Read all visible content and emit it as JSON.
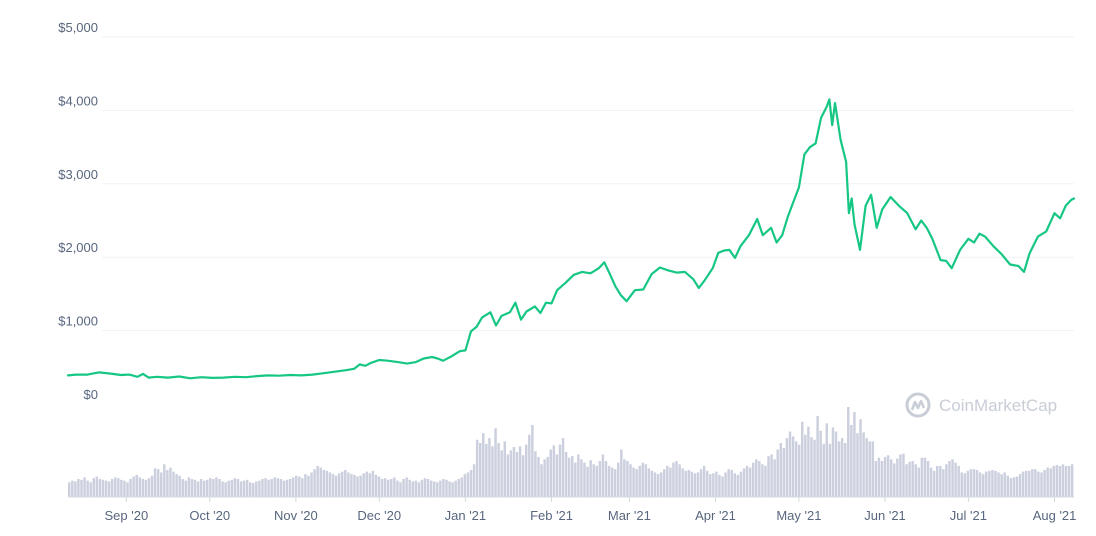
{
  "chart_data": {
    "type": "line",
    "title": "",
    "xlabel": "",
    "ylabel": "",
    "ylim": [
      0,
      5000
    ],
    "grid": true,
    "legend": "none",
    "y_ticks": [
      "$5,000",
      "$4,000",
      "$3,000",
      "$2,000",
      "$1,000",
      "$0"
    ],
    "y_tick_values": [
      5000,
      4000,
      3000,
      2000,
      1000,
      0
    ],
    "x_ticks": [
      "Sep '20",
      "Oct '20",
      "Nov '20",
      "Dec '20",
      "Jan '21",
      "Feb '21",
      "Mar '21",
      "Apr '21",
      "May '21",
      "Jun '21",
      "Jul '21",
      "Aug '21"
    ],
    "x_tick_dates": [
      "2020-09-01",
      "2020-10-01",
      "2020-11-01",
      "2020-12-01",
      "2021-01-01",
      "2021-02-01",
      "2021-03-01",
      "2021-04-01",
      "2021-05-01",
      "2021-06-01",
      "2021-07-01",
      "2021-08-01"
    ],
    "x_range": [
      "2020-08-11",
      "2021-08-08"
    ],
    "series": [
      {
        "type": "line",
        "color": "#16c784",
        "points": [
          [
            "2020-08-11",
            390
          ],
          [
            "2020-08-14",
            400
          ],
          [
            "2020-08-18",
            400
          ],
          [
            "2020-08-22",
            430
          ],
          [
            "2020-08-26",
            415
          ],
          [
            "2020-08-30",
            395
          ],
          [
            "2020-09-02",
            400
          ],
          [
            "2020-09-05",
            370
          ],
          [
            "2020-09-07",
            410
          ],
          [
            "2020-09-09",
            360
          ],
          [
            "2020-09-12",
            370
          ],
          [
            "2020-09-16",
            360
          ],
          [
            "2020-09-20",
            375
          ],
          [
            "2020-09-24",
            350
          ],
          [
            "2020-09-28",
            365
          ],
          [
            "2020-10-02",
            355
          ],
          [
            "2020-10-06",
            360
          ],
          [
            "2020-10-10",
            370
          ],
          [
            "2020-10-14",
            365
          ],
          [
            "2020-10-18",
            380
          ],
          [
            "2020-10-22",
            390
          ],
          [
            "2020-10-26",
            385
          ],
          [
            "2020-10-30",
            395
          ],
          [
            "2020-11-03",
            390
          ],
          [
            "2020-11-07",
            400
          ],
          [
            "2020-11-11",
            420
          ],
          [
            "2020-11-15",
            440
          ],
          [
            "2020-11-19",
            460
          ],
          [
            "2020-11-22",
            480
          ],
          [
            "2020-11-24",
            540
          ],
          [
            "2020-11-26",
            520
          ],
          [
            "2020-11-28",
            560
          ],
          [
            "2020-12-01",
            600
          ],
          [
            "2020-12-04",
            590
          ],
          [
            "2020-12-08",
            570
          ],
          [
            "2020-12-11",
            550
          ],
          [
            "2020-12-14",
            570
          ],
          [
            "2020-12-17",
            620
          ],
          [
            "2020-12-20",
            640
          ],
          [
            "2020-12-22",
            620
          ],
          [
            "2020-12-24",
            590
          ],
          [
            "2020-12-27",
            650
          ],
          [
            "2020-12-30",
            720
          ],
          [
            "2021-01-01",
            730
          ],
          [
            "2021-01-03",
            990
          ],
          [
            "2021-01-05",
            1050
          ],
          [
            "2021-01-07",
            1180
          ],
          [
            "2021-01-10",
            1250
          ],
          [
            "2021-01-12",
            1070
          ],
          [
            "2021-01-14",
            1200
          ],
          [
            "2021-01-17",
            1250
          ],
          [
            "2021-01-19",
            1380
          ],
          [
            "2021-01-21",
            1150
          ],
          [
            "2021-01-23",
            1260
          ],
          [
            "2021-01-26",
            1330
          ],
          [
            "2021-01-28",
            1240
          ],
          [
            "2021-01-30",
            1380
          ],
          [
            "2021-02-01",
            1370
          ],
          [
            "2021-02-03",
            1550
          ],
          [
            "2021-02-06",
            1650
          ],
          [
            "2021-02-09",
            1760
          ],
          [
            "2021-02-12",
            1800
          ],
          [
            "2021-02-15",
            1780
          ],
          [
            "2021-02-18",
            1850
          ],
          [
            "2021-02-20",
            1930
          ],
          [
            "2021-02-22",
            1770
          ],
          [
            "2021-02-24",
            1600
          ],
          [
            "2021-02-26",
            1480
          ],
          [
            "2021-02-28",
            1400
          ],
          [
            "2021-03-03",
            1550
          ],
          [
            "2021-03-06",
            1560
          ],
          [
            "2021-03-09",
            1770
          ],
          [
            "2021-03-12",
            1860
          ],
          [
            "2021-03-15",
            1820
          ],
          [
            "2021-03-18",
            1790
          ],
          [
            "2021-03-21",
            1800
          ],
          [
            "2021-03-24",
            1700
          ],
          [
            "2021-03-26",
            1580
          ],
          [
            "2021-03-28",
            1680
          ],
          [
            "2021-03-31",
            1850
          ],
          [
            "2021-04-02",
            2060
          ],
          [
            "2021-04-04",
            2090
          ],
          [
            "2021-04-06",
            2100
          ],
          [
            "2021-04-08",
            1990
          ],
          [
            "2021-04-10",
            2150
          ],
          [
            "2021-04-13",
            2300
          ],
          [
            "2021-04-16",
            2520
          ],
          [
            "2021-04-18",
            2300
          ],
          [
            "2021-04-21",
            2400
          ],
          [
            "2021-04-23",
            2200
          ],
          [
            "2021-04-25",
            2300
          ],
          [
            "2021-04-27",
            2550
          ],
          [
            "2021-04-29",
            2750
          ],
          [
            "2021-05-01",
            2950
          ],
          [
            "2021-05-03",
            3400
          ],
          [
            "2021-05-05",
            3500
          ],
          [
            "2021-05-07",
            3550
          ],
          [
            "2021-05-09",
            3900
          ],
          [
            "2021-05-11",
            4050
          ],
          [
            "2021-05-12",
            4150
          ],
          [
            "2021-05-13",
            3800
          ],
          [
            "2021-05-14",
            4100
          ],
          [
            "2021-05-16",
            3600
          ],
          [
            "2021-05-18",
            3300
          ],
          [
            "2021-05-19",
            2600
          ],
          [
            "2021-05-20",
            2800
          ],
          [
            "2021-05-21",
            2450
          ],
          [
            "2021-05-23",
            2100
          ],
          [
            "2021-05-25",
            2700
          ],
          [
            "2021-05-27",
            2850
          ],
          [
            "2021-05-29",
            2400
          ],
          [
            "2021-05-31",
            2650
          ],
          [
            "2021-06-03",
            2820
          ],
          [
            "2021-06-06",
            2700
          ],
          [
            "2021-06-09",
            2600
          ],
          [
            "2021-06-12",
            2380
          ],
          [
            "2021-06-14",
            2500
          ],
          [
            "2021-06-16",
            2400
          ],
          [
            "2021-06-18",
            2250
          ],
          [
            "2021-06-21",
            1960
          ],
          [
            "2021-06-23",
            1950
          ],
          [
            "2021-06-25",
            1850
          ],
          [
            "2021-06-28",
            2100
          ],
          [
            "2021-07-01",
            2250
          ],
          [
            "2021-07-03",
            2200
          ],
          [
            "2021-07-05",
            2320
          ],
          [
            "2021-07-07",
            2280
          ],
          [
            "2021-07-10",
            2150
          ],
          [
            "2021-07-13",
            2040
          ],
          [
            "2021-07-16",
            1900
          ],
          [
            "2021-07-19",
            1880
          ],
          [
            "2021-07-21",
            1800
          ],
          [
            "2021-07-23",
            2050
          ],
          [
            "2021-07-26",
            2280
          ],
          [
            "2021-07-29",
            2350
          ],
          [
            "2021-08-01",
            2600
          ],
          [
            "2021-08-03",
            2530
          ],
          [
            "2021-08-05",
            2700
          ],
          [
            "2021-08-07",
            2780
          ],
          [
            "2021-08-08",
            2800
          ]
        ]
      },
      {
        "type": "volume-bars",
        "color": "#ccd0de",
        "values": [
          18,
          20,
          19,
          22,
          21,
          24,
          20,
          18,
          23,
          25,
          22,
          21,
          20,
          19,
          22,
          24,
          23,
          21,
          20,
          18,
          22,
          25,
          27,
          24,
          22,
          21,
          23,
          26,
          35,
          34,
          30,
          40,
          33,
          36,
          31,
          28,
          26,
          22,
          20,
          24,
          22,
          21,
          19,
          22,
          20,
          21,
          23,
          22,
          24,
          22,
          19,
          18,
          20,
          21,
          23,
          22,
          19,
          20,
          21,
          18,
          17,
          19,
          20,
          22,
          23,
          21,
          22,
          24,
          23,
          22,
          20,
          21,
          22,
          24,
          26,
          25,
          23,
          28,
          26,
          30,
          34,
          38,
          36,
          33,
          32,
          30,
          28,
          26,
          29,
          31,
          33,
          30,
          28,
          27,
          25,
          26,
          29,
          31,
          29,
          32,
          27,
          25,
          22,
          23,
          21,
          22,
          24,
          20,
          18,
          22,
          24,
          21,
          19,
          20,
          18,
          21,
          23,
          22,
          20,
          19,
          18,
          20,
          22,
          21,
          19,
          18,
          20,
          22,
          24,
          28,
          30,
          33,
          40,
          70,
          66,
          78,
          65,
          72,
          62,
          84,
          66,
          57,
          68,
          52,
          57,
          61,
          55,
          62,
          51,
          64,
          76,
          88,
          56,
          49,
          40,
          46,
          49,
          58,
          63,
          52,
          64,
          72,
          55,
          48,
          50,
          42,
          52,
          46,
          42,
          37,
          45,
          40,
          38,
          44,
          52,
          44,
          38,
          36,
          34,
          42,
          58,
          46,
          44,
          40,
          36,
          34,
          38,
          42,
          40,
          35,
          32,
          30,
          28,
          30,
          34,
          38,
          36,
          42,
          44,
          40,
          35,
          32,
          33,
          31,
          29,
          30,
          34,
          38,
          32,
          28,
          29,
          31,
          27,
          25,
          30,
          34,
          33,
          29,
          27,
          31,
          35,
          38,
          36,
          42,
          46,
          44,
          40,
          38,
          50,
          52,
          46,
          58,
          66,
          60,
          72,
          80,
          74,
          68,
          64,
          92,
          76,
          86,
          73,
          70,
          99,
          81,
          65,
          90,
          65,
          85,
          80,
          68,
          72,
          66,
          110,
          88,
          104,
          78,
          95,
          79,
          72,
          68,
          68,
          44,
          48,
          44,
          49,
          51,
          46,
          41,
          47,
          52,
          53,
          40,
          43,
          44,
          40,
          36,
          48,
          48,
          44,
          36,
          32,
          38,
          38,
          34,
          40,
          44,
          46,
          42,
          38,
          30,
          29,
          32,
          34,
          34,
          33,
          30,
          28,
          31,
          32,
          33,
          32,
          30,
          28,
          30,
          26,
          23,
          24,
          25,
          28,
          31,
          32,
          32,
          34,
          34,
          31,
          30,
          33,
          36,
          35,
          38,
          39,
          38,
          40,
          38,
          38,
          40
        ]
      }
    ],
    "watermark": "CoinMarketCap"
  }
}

================

■ JOB ■
Check each line of the material above for "type" and say how many lines contain it, giving the number alone.

■ THE RESULT ■
3